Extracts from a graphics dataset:
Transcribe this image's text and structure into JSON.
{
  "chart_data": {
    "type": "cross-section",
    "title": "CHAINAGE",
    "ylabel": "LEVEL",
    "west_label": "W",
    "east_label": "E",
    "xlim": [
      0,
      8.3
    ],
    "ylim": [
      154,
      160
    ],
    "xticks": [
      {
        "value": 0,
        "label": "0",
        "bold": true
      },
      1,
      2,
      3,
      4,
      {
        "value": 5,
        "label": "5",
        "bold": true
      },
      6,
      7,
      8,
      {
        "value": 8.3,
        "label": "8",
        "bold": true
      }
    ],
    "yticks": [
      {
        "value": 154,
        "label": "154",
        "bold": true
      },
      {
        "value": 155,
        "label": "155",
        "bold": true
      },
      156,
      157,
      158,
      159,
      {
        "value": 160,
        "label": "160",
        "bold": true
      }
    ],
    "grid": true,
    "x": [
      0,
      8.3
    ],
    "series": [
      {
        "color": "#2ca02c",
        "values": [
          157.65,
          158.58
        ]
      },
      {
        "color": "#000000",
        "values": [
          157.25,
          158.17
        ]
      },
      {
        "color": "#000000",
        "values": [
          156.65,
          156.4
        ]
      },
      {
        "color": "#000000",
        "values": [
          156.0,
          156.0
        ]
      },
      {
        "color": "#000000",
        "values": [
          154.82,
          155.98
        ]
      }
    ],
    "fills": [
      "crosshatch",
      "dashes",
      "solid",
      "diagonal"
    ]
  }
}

» What to produce:
Reproduce every line above without error.

» Finished task:
Transcribe this image's text and structure into JSON.
{
  "chart_data": {
    "type": "cross-section",
    "title": "CHAINAGE",
    "ylabel": "LEVEL",
    "west_label": "W",
    "east_label": "E",
    "xlim": [
      0,
      8.3
    ],
    "ylim": [
      154,
      160
    ],
    "xticks": [
      {
        "value": 0,
        "label": "0",
        "bold": true
      },
      1,
      2,
      3,
      4,
      {
        "value": 5,
        "label": "5",
        "bold": true
      },
      6,
      7,
      8,
      {
        "value": 8.3,
        "label": "8",
        "bold": true
      }
    ],
    "yticks": [
      {
        "value": 154,
        "label": "154",
        "bold": true
      },
      {
        "value": 155,
        "label": "155",
        "bold": true
      },
      156,
      157,
      158,
      159,
      {
        "value": 160,
        "label": "160",
        "bold": true
      }
    ],
    "grid": true,
    "x": [
      0,
      8.3
    ],
    "series": [
      {
        "color": "#2ca02c",
        "values": [
          157.65,
          158.58
        ]
      },
      {
        "color": "#000000",
        "values": [
          157.25,
          158.17
        ]
      },
      {
        "color": "#000000",
        "values": [
          156.65,
          156.4
        ]
      },
      {
        "color": "#000000",
        "values": [
          156.0,
          156.0
        ]
      },
      {
        "color": "#000000",
        "values": [
          154.82,
          155.98
        ]
      }
    ],
    "fills": [
      "crosshatch",
      "dashes",
      "solid",
      "diagonal"
    ]
  }
}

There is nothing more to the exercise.